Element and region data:
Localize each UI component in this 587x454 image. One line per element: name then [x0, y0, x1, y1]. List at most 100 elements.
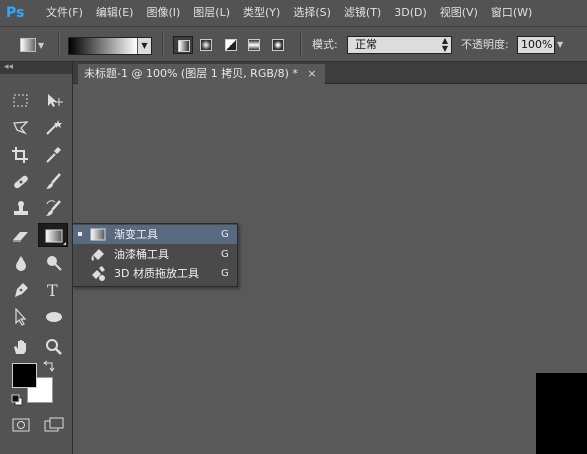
lasso-tool[interactable] — [7, 117, 35, 139]
gradient-tool[interactable] — [38, 223, 68, 247]
type-tool[interactable]: T — [40, 279, 68, 301]
ellipse-tool[interactable] — [40, 306, 68, 328]
healing-brush-tool[interactable] — [7, 171, 35, 193]
rectangular-marquee-tool[interactable] — [7, 90, 35, 112]
flyout-item-label: 3D 材质拖放工具 — [114, 267, 199, 280]
blur-tool[interactable] — [7, 252, 35, 274]
flyout-item-paint-bucket-tool[interactable]: 油漆桶工具 G — [73, 245, 237, 264]
menu-image[interactable]: 图像(I) — [146, 0, 180, 26]
hand-tool[interactable] — [7, 336, 35, 358]
magic-wand-icon — [46, 120, 62, 135]
swap-colors-icon[interactable] — [43, 360, 55, 372]
foreground-color-swatch[interactable] — [12, 363, 37, 388]
eyedropper-tool[interactable] — [40, 144, 68, 166]
menu-type[interactable]: 类型(Y) — [243, 0, 280, 26]
chevron-down-icon[interactable]: ▼ — [557, 36, 569, 54]
move-tool[interactable] — [40, 90, 68, 112]
menu-select[interactable]: 选择(S) — [293, 0, 331, 26]
canvas-black-region — [536, 373, 587, 454]
options-bar: ▼ ▼ 模式: 正常 ▲ ▼ 不透明度: 100% ▼ — [0, 26, 587, 62]
pen-icon — [15, 283, 28, 297]
menu-edit[interactable]: 编辑(E) — [96, 0, 134, 26]
toolbox-collapse-button[interactable]: ◂◂ — [0, 62, 72, 74]
history-brush-tool[interactable] — [40, 198, 68, 220]
photoshop-logo: Ps — [6, 5, 25, 21]
reflected-gradient-button[interactable] — [244, 36, 264, 54]
reflected-gradient-icon — [248, 39, 260, 51]
zoom-tool[interactable] — [40, 336, 68, 358]
menu-view[interactable]: 视图(V) — [440, 0, 478, 26]
brush-tool[interactable] — [40, 171, 68, 193]
bandage-icon — [14, 175, 28, 189]
dodge-tool[interactable] — [40, 252, 68, 274]
arrow-pointer-icon — [15, 308, 27, 326]
diamond-gradient-icon — [272, 39, 284, 51]
radial-gradient-icon — [200, 39, 212, 51]
ellipse-icon — [46, 312, 62, 322]
flyout-item-3d-material-drop-tool[interactable]: 3D 材质拖放工具 G — [73, 264, 237, 283]
chevron-down-icon: ▼ — [38, 41, 45, 50]
divider — [162, 33, 164, 57]
dodge-icon — [47, 256, 62, 271]
lasso-icon — [13, 121, 29, 135]
mode-select[interactable]: 正常 ▲ ▼ — [347, 36, 452, 54]
svg-text:T: T — [47, 281, 58, 299]
screen-mode-button[interactable] — [40, 414, 68, 436]
menu-items: 文件(F) 编辑(E) 图像(I) 图层(L) 类型(Y) 选择(S) 滤镜(T… — [46, 0, 545, 26]
clone-stamp-tool[interactable] — [7, 198, 35, 220]
flyout-item-shortcut: G — [221, 229, 229, 240]
flyout-item-gradient-tool[interactable]: 渐变工具 G — [73, 225, 237, 244]
eraser-tool[interactable] — [7, 225, 35, 247]
gradient-picker[interactable]: ▼ — [68, 37, 152, 55]
opacity-input[interactable]: 100% — [517, 36, 555, 54]
linear-gradient-button[interactable] — [173, 36, 193, 54]
gradient-icon — [89, 226, 107, 243]
chevron-down-icon[interactable]: ▼ — [138, 38, 151, 54]
quick-mask-icon — [12, 418, 30, 432]
3d-material-drop-icon — [89, 265, 107, 282]
crop-icon — [12, 147, 28, 163]
crop-tool[interactable] — [7, 144, 35, 166]
diamond-gradient-button[interactable] — [268, 36, 288, 54]
stamp-icon — [14, 201, 28, 215]
menu-window[interactable]: 窗口(W) — [491, 0, 532, 26]
pen-tool[interactable] — [7, 279, 35, 301]
menu-file[interactable]: 文件(F) — [46, 0, 83, 26]
brush-icon — [46, 173, 61, 189]
gradient-tool-flyout-menu: 渐变工具 G 油漆桶工具 G 3D 材质拖放工具 G — [72, 223, 238, 287]
flyout-item-label: 渐变工具 — [114, 228, 158, 241]
document-title: 未标题-1 @ 100% (图层 1 拷贝, RGB/8) * — [84, 67, 298, 80]
gradient-tool-preset-icon — [20, 38, 36, 52]
water-drop-icon — [16, 256, 26, 271]
angle-gradient-button[interactable] — [221, 36, 241, 54]
selected-bullet-icon — [78, 232, 82, 236]
menu-bar: Ps 文件(F) 编辑(E) 图像(I) 图层(L) 类型(Y) 选择(S) 滤… — [0, 0, 587, 26]
eyedropper-icon — [46, 147, 61, 163]
up-down-arrows-icon: ▲ ▼ — [441, 36, 448, 53]
paint-bucket-icon — [89, 246, 107, 263]
mode-value: 正常 — [355, 38, 377, 51]
menu-filter[interactable]: 滤镜(T) — [344, 0, 381, 26]
gradient-preview — [69, 38, 137, 54]
marquee-icon — [13, 94, 28, 107]
path-selection-tool[interactable] — [7, 306, 35, 328]
tool-preset-picker[interactable]: ▼ — [16, 35, 46, 55]
flyout-item-shortcut: G — [221, 268, 229, 279]
opacity-label: 不透明度: — [461, 38, 509, 51]
linear-gradient-icon — [178, 40, 190, 52]
default-colors-icon[interactable] — [11, 394, 23, 406]
menu-layer[interactable]: 图层(L) — [193, 0, 230, 26]
history-brush-icon — [46, 200, 61, 216]
magnifier-icon — [46, 339, 62, 355]
quick-mask-button[interactable] — [7, 414, 35, 436]
close-icon[interactable]: × — [307, 67, 316, 80]
magic-wand-tool[interactable] — [40, 117, 68, 139]
move-icon — [48, 94, 63, 107]
document-tab-strip: 未标题-1 @ 100% (图层 1 拷贝, RGB/8) * × — [73, 62, 587, 84]
menu-3d[interactable]: 3D(D) — [394, 0, 427, 26]
angle-gradient-icon — [225, 39, 237, 51]
hand-icon — [14, 340, 26, 354]
document-tab[interactable]: 未标题-1 @ 100% (图层 1 拷贝, RGB/8) * × — [78, 64, 325, 84]
type-icon: T — [47, 281, 58, 299]
radial-gradient-button[interactable] — [196, 36, 216, 54]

Description of the task: Copy every line of the listing word for word, leaving out the pictures.

Complete answer:
Localize each UI component in this 587x454 image. One line per element: name then [x0, y0, x1, y1]. List at most 100 elements.
lasso-tool[interactable] — [7, 117, 35, 139]
gradient-tool[interactable] — [38, 223, 68, 247]
type-tool[interactable]: T — [40, 279, 68, 301]
ellipse-tool[interactable] — [40, 306, 68, 328]
healing-brush-tool[interactable] — [7, 171, 35, 193]
rectangular-marquee-tool[interactable] — [7, 90, 35, 112]
flyout-item-label: 3D 材质拖放工具 — [114, 267, 199, 280]
blur-tool[interactable] — [7, 252, 35, 274]
flyout-item-paint-bucket-tool[interactable]: 油漆桶工具 G — [73, 245, 237, 264]
menu-image[interactable]: 图像(I) — [146, 0, 180, 26]
hand-tool[interactable] — [7, 336, 35, 358]
magic-wand-icon — [46, 120, 62, 135]
swap-colors-icon[interactable] — [43, 360, 55, 372]
foreground-color-swatch[interactable] — [12, 363, 37, 388]
eyedropper-tool[interactable] — [40, 144, 68, 166]
menu-type[interactable]: 类型(Y) — [243, 0, 280, 26]
chevron-down-icon[interactable]: ▼ — [557, 36, 569, 54]
move-tool[interactable] — [40, 90, 68, 112]
menu-select[interactable]: 选择(S) — [293, 0, 331, 26]
canvas-black-region — [536, 373, 587, 454]
options-bar: ▼ ▼ 模式: 正常 ▲ ▼ 不透明度: 100% ▼ — [0, 26, 587, 62]
pen-icon — [15, 283, 28, 297]
menu-edit[interactable]: 编辑(E) — [96, 0, 134, 26]
toolbox-collapse-button[interactable]: ◂◂ — [0, 62, 72, 74]
history-brush-tool[interactable] — [40, 198, 68, 220]
photoshop-logo: Ps — [6, 5, 25, 21]
reflected-gradient-button[interactable] — [244, 36, 264, 54]
reflected-gradient-icon — [248, 39, 260, 51]
zoom-tool[interactable] — [40, 336, 68, 358]
menu-view[interactable]: 视图(V) — [440, 0, 478, 26]
brush-tool[interactable] — [40, 171, 68, 193]
bandage-icon — [14, 175, 28, 189]
dodge-tool[interactable] — [40, 252, 68, 274]
arrow-pointer-icon — [15, 308, 27, 326]
diamond-gradient-icon — [272, 39, 284, 51]
radial-gradient-icon — [200, 39, 212, 51]
ellipse-icon — [46, 312, 62, 322]
flyout-item-3d-material-drop-tool[interactable]: 3D 材质拖放工具 G — [73, 264, 237, 283]
chevron-down-icon: ▼ — [38, 41, 45, 50]
divider — [162, 33, 164, 57]
dodge-icon — [47, 256, 62, 271]
lasso-icon — [13, 121, 29, 135]
mode-select[interactable]: 正常 ▲ ▼ — [347, 36, 452, 54]
svg-text:T: T — [47, 281, 58, 299]
screen-mode-button[interactable] — [40, 414, 68, 436]
menu-items: 文件(F) 编辑(E) 图像(I) 图层(L) 类型(Y) 选择(S) 滤镜(T… — [46, 0, 545, 26]
clone-stamp-tool[interactable] — [7, 198, 35, 220]
flyout-item-shortcut: G — [221, 229, 229, 240]
flyout-item-gradient-tool[interactable]: 渐变工具 G — [73, 225, 237, 244]
eraser-tool[interactable] — [7, 225, 35, 247]
gradient-picker[interactable]: ▼ — [68, 37, 152, 55]
opacity-input[interactable]: 100% — [517, 36, 555, 54]
linear-gradient-button[interactable] — [173, 36, 193, 54]
gradient-icon — [89, 226, 107, 243]
chevron-down-icon[interactable]: ▼ — [138, 38, 151, 54]
quick-mask-icon — [12, 418, 30, 432]
3d-material-drop-icon — [89, 265, 107, 282]
crop-icon — [12, 147, 28, 163]
crop-tool[interactable] — [7, 144, 35, 166]
diamond-gradient-button[interactable] — [268, 36, 288, 54]
stamp-icon — [14, 201, 28, 215]
menu-window[interactable]: 窗口(W) — [491, 0, 532, 26]
pen-tool[interactable] — [7, 279, 35, 301]
menu-file[interactable]: 文件(F) — [46, 0, 83, 26]
brush-icon — [46, 173, 61, 189]
gradient-tool-flyout-menu: 渐变工具 G 油漆桶工具 G 3D 材质拖放工具 G — [72, 223, 238, 287]
flyout-item-label: 渐变工具 — [114, 228, 158, 241]
document-title: 未标题-1 @ 100% (图层 1 拷贝, RGB/8) * — [84, 67, 298, 80]
gradient-tool-preset-icon — [20, 38, 36, 52]
water-drop-icon — [16, 256, 26, 271]
angle-gradient-button[interactable] — [221, 36, 241, 54]
selected-bullet-icon — [78, 232, 82, 236]
menu-bar: Ps 文件(F) 编辑(E) 图像(I) 图层(L) 类型(Y) 选择(S) 滤… — [0, 0, 587, 26]
eyedropper-icon — [46, 147, 61, 163]
up-down-arrows-icon: ▲ ▼ — [441, 36, 448, 53]
paint-bucket-icon — [89, 246, 107, 263]
mode-value: 正常 — [355, 38, 377, 51]
menu-filter[interactable]: 滤镜(T) — [344, 0, 381, 26]
gradient-preview — [69, 38, 137, 54]
marquee-icon — [13, 94, 28, 107]
path-selection-tool[interactable] — [7, 306, 35, 328]
tool-preset-picker[interactable]: ▼ — [16, 35, 46, 55]
flyout-item-shortcut: G — [221, 268, 229, 279]
opacity-label: 不透明度: — [461, 38, 509, 51]
linear-gradient-icon — [178, 40, 190, 52]
default-colors-icon[interactable] — [11, 394, 23, 406]
menu-layer[interactable]: 图层(L) — [193, 0, 230, 26]
history-brush-icon — [46, 200, 61, 216]
magnifier-icon — [46, 339, 62, 355]
quick-mask-button[interactable] — [7, 414, 35, 436]
close-icon[interactable]: × — [307, 67, 316, 80]
magic-wand-tool[interactable] — [40, 117, 68, 139]
move-icon — [48, 94, 63, 107]
document-tab-strip: 未标题-1 @ 100% (图层 1 拷贝, RGB/8) * × — [73, 62, 587, 84]
menu-3d[interactable]: 3D(D) — [394, 0, 427, 26]
angle-gradient-icon — [225, 39, 237, 51]
hand-icon — [14, 340, 26, 354]
document-tab[interactable]: 未标题-1 @ 100% (图层 1 拷贝, RGB/8) * × — [78, 64, 325, 84]
type-icon: T — [47, 281, 58, 299]
radial-gradient-button[interactable] — [196, 36, 216, 54]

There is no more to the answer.